[Dataset items]

--- --- ---

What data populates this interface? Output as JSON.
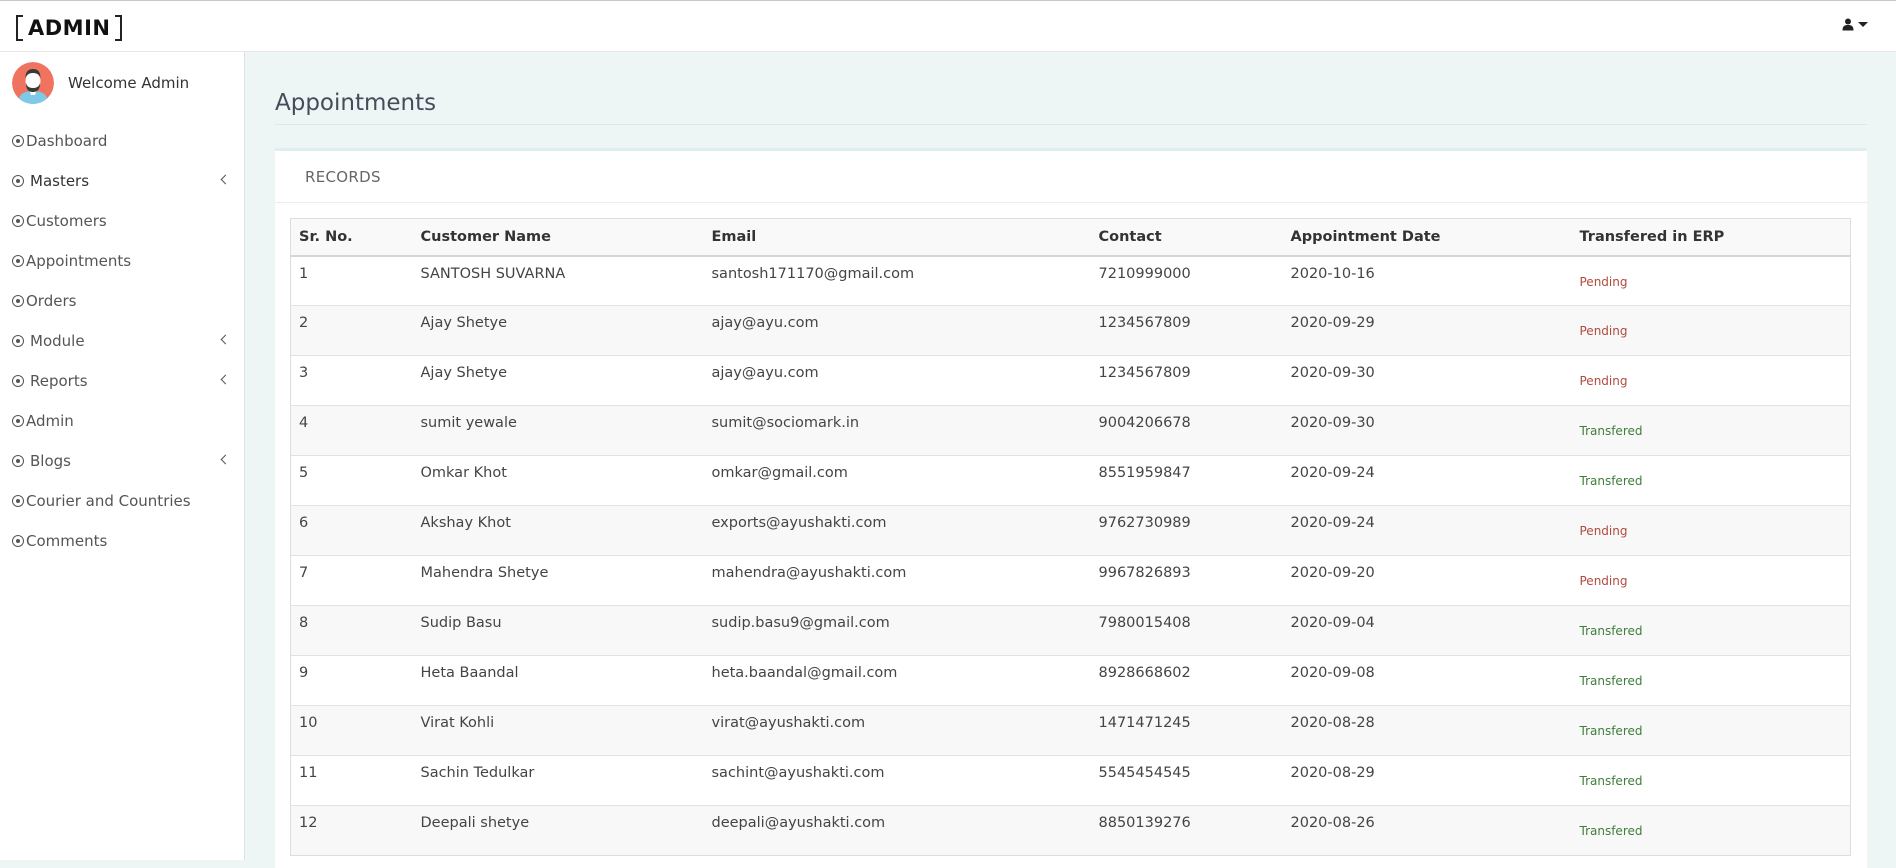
{
  "brand": {
    "name": "ADMIN"
  },
  "header": {
    "user_icon": "user-icon"
  },
  "sidebar": {
    "welcome": "Welcome Admin",
    "items": [
      {
        "label": "Dashboard",
        "has_submenu": false
      },
      {
        "label": "Masters",
        "has_submenu": true
      },
      {
        "label": "Customers",
        "has_submenu": false
      },
      {
        "label": "Appointments",
        "has_submenu": false
      },
      {
        "label": "Orders",
        "has_submenu": false
      },
      {
        "label": "Module",
        "has_submenu": true
      },
      {
        "label": "Reports",
        "has_submenu": true
      },
      {
        "label": "Admin",
        "has_submenu": false
      },
      {
        "label": "Blogs",
        "has_submenu": true
      },
      {
        "label": "Courier and Countries",
        "has_submenu": false
      },
      {
        "label": "Comments",
        "has_submenu": false
      }
    ]
  },
  "main": {
    "title": "Appointments",
    "panel_heading": "RECORDS",
    "columns": [
      "Sr. No.",
      "Customer Name",
      "Email",
      "Contact",
      "Appointment Date",
      "Transfered in ERP"
    ],
    "rows": [
      {
        "sr": "1",
        "name": "SANTOSH SUVARNA",
        "email": "santosh171170@gmail.com",
        "contact": "7210999000",
        "date": "2020-10-16",
        "status": "Pending"
      },
      {
        "sr": "2",
        "name": "Ajay Shetye",
        "email": "ajay@ayu.com",
        "contact": "1234567809",
        "date": "2020-09-29",
        "status": "Pending"
      },
      {
        "sr": "3",
        "name": "Ajay Shetye",
        "email": "ajay@ayu.com",
        "contact": "1234567809",
        "date": "2020-09-30",
        "status": "Pending"
      },
      {
        "sr": "4",
        "name": "sumit yewale",
        "email": "sumit@sociomark.in",
        "contact": "9004206678",
        "date": "2020-09-30",
        "status": "Transfered"
      },
      {
        "sr": "5",
        "name": "Omkar Khot",
        "email": "omkar@gmail.com",
        "contact": "8551959847",
        "date": "2020-09-24",
        "status": "Transfered"
      },
      {
        "sr": "6",
        "name": "Akshay Khot",
        "email": "exports@ayushakti.com",
        "contact": "9762730989",
        "date": "2020-09-24",
        "status": "Pending"
      },
      {
        "sr": "7",
        "name": "Mahendra Shetye",
        "email": "mahendra@ayushakti.com",
        "contact": "9967826893",
        "date": "2020-09-20",
        "status": "Pending"
      },
      {
        "sr": "8",
        "name": "Sudip Basu",
        "email": "sudip.basu9@gmail.com",
        "contact": "7980015408",
        "date": "2020-09-04",
        "status": "Transfered"
      },
      {
        "sr": "9",
        "name": "Heta Baandal",
        "email": "heta.baandal@gmail.com",
        "contact": "8928668602",
        "date": "2020-09-08",
        "status": "Transfered"
      },
      {
        "sr": "10",
        "name": "Virat Kohli",
        "email": "virat@ayushakti.com",
        "contact": "1471471245",
        "date": "2020-08-28",
        "status": "Transfered"
      },
      {
        "sr": "11",
        "name": "Sachin Tedulkar",
        "email": "sachint@ayushakti.com",
        "contact": "5545454545",
        "date": "2020-08-29",
        "status": "Transfered"
      },
      {
        "sr": "12",
        "name": "Deepali shetye",
        "email": "deepali@ayushakti.com",
        "contact": "8850139276",
        "date": "2020-08-26",
        "status": "Transfered"
      }
    ]
  },
  "colors": {
    "pending": "#b14a3e",
    "transfered": "#3f7d3a",
    "page_bg": "#eef6f5"
  }
}
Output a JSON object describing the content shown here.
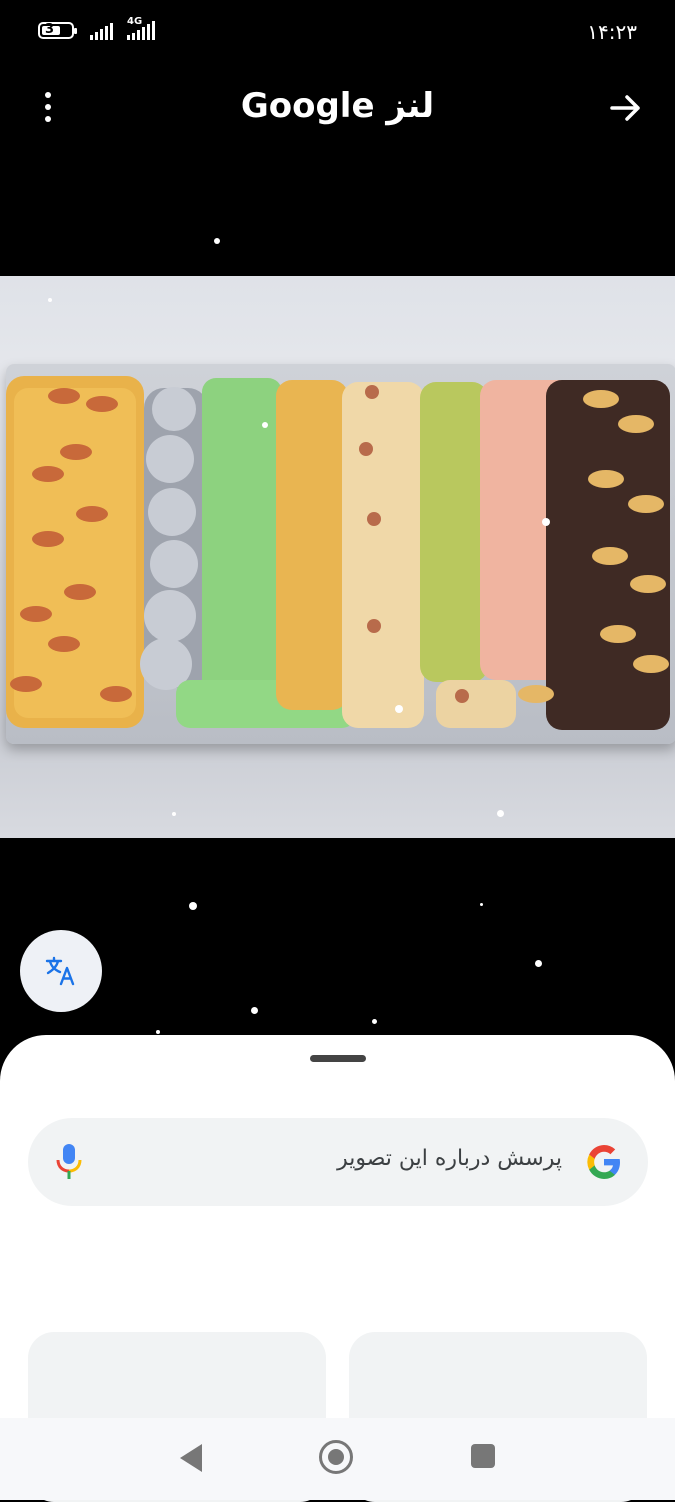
{
  "status_bar": {
    "battery_level": "3",
    "network": "4G",
    "time": "۱۴:۲۳"
  },
  "app_bar": {
    "title": "Google لنز"
  },
  "photo": {
    "description_icon": "cookies-tray-image"
  },
  "search": {
    "placeholder": "پرسش درباره این تصویر"
  },
  "colors": {
    "background": "#000000",
    "sheet": "#ffffff",
    "search_bg": "#f1f3f4",
    "translate_icon": "#1a73e8"
  }
}
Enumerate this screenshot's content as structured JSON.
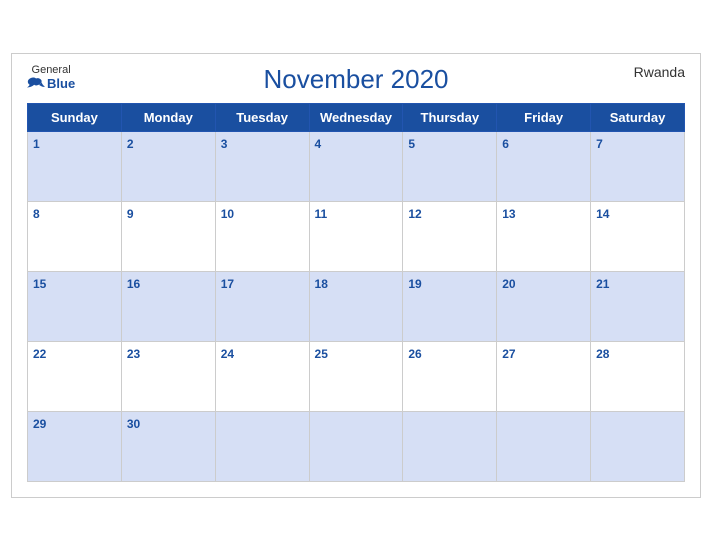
{
  "header": {
    "logo": {
      "general": "General",
      "blue": "Blue"
    },
    "title": "November 2020",
    "country": "Rwanda"
  },
  "weekdays": [
    "Sunday",
    "Monday",
    "Tuesday",
    "Wednesday",
    "Thursday",
    "Friday",
    "Saturday"
  ],
  "weeks": [
    [
      {
        "date": "1",
        "empty": false
      },
      {
        "date": "2",
        "empty": false
      },
      {
        "date": "3",
        "empty": false
      },
      {
        "date": "4",
        "empty": false
      },
      {
        "date": "5",
        "empty": false
      },
      {
        "date": "6",
        "empty": false
      },
      {
        "date": "7",
        "empty": false
      }
    ],
    [
      {
        "date": "8",
        "empty": false
      },
      {
        "date": "9",
        "empty": false
      },
      {
        "date": "10",
        "empty": false
      },
      {
        "date": "11",
        "empty": false
      },
      {
        "date": "12",
        "empty": false
      },
      {
        "date": "13",
        "empty": false
      },
      {
        "date": "14",
        "empty": false
      }
    ],
    [
      {
        "date": "15",
        "empty": false
      },
      {
        "date": "16",
        "empty": false
      },
      {
        "date": "17",
        "empty": false
      },
      {
        "date": "18",
        "empty": false
      },
      {
        "date": "19",
        "empty": false
      },
      {
        "date": "20",
        "empty": false
      },
      {
        "date": "21",
        "empty": false
      }
    ],
    [
      {
        "date": "22",
        "empty": false
      },
      {
        "date": "23",
        "empty": false
      },
      {
        "date": "24",
        "empty": false
      },
      {
        "date": "25",
        "empty": false
      },
      {
        "date": "26",
        "empty": false
      },
      {
        "date": "27",
        "empty": false
      },
      {
        "date": "28",
        "empty": false
      }
    ],
    [
      {
        "date": "29",
        "empty": false
      },
      {
        "date": "30",
        "empty": false
      },
      {
        "date": "",
        "empty": true
      },
      {
        "date": "",
        "empty": true
      },
      {
        "date": "",
        "empty": true
      },
      {
        "date": "",
        "empty": true
      },
      {
        "date": "",
        "empty": true
      }
    ]
  ],
  "colors": {
    "header_bg": "#1a4fa0",
    "row_odd_bg": "#d6dff5",
    "row_even_bg": "#ffffff",
    "day_number_color": "#1a4fa0",
    "title_color": "#1a4fa0"
  }
}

--- --- ---

Goal ::
All the records above need to be given again word for word. Skip the pictures.

Response to this exercise ::
What data populates this interface? Output as JSON.
{
  "brand": {
    "name": "ADMIN"
  },
  "header": {
    "user_icon": "user-icon"
  },
  "sidebar": {
    "welcome": "Welcome Admin",
    "items": [
      {
        "label": "Dashboard",
        "has_submenu": false
      },
      {
        "label": "Masters",
        "has_submenu": true
      },
      {
        "label": "Customers",
        "has_submenu": false
      },
      {
        "label": "Appointments",
        "has_submenu": false
      },
      {
        "label": "Orders",
        "has_submenu": false
      },
      {
        "label": "Module",
        "has_submenu": true
      },
      {
        "label": "Reports",
        "has_submenu": true
      },
      {
        "label": "Admin",
        "has_submenu": false
      },
      {
        "label": "Blogs",
        "has_submenu": true
      },
      {
        "label": "Courier and Countries",
        "has_submenu": false
      },
      {
        "label": "Comments",
        "has_submenu": false
      }
    ]
  },
  "main": {
    "title": "Appointments",
    "panel_heading": "RECORDS",
    "columns": [
      "Sr. No.",
      "Customer Name",
      "Email",
      "Contact",
      "Appointment Date",
      "Transfered in ERP"
    ],
    "rows": [
      {
        "sr": "1",
        "name": "SANTOSH SUVARNA",
        "email": "santosh171170@gmail.com",
        "contact": "7210999000",
        "date": "2020-10-16",
        "status": "Pending"
      },
      {
        "sr": "2",
        "name": "Ajay Shetye",
        "email": "ajay@ayu.com",
        "contact": "1234567809",
        "date": "2020-09-29",
        "status": "Pending"
      },
      {
        "sr": "3",
        "name": "Ajay Shetye",
        "email": "ajay@ayu.com",
        "contact": "1234567809",
        "date": "2020-09-30",
        "status": "Pending"
      },
      {
        "sr": "4",
        "name": "sumit yewale",
        "email": "sumit@sociomark.in",
        "contact": "9004206678",
        "date": "2020-09-30",
        "status": "Transfered"
      },
      {
        "sr": "5",
        "name": "Omkar Khot",
        "email": "omkar@gmail.com",
        "contact": "8551959847",
        "date": "2020-09-24",
        "status": "Transfered"
      },
      {
        "sr": "6",
        "name": "Akshay Khot",
        "email": "exports@ayushakti.com",
        "contact": "9762730989",
        "date": "2020-09-24",
        "status": "Pending"
      },
      {
        "sr": "7",
        "name": "Mahendra Shetye",
        "email": "mahendra@ayushakti.com",
        "contact": "9967826893",
        "date": "2020-09-20",
        "status": "Pending"
      },
      {
        "sr": "8",
        "name": "Sudip Basu",
        "email": "sudip.basu9@gmail.com",
        "contact": "7980015408",
        "date": "2020-09-04",
        "status": "Transfered"
      },
      {
        "sr": "9",
        "name": "Heta Baandal",
        "email": "heta.baandal@gmail.com",
        "contact": "8928668602",
        "date": "2020-09-08",
        "status": "Transfered"
      },
      {
        "sr": "10",
        "name": "Virat Kohli",
        "email": "virat@ayushakti.com",
        "contact": "1471471245",
        "date": "2020-08-28",
        "status": "Transfered"
      },
      {
        "sr": "11",
        "name": "Sachin Tedulkar",
        "email": "sachint@ayushakti.com",
        "contact": "5545454545",
        "date": "2020-08-29",
        "status": "Transfered"
      },
      {
        "sr": "12",
        "name": "Deepali shetye",
        "email": "deepali@ayushakti.com",
        "contact": "8850139276",
        "date": "2020-08-26",
        "status": "Transfered"
      }
    ]
  },
  "colors": {
    "pending": "#b14a3e",
    "transfered": "#3f7d3a",
    "page_bg": "#eef6f5"
  }
}
Output a JSON object describing the content shown here.
{
  "status_bar": {
    "battery_level": "3",
    "network": "4G",
    "time": "۱۴:۲۳"
  },
  "app_bar": {
    "title": "Google لنز"
  },
  "photo": {
    "description_icon": "cookies-tray-image"
  },
  "search": {
    "placeholder": "پرسش درباره این تصویر"
  },
  "colors": {
    "background": "#000000",
    "sheet": "#ffffff",
    "search_bg": "#f1f3f4",
    "translate_icon": "#1a73e8"
  }
}
Enumerate this screenshot's content as structured JSON.
{
  "header": {
    "logo": {
      "general": "General",
      "blue": "Blue"
    },
    "title": "November 2020",
    "country": "Rwanda"
  },
  "weekdays": [
    "Sunday",
    "Monday",
    "Tuesday",
    "Wednesday",
    "Thursday",
    "Friday",
    "Saturday"
  ],
  "weeks": [
    [
      {
        "date": "1",
        "empty": false
      },
      {
        "date": "2",
        "empty": false
      },
      {
        "date": "3",
        "empty": false
      },
      {
        "date": "4",
        "empty": false
      },
      {
        "date": "5",
        "empty": false
      },
      {
        "date": "6",
        "empty": false
      },
      {
        "date": "7",
        "empty": false
      }
    ],
    [
      {
        "date": "8",
        "empty": false
      },
      {
        "date": "9",
        "empty": false
      },
      {
        "date": "10",
        "empty": false
      },
      {
        "date": "11",
        "empty": false
      },
      {
        "date": "12",
        "empty": false
      },
      {
        "date": "13",
        "empty": false
      },
      {
        "date": "14",
        "empty": false
      }
    ],
    [
      {
        "date": "15",
        "empty": false
      },
      {
        "date": "16",
        "empty": false
      },
      {
        "date": "17",
        "empty": false
      },
      {
        "date": "18",
        "empty": false
      },
      {
        "date": "19",
        "empty": false
      },
      {
        "date": "20",
        "empty": false
      },
      {
        "date": "21",
        "empty": false
      }
    ],
    [
      {
        "date": "22",
        "empty": false
      },
      {
        "date": "23",
        "empty": false
      },
      {
        "date": "24",
        "empty": false
      },
      {
        "date": "25",
        "empty": false
      },
      {
        "date": "26",
        "empty": false
      },
      {
        "date": "27",
        "empty": false
      },
      {
        "date": "28",
        "empty": false
      }
    ],
    [
      {
        "date": "29",
        "empty": false
      },
      {
        "date": "30",
        "empty": false
      },
      {
        "date": "",
        "empty": true
      },
      {
        "date": "",
        "empty": true
      },
      {
        "date": "",
        "empty": true
      },
      {
        "date": "",
        "empty": true
      },
      {
        "date": "",
        "empty": true
      }
    ]
  ],
  "colors": {
    "header_bg": "#1a4fa0",
    "row_odd_bg": "#d6dff5",
    "row_even_bg": "#ffffff",
    "day_number_color": "#1a4fa0",
    "title_color": "#1a4fa0"
  }
}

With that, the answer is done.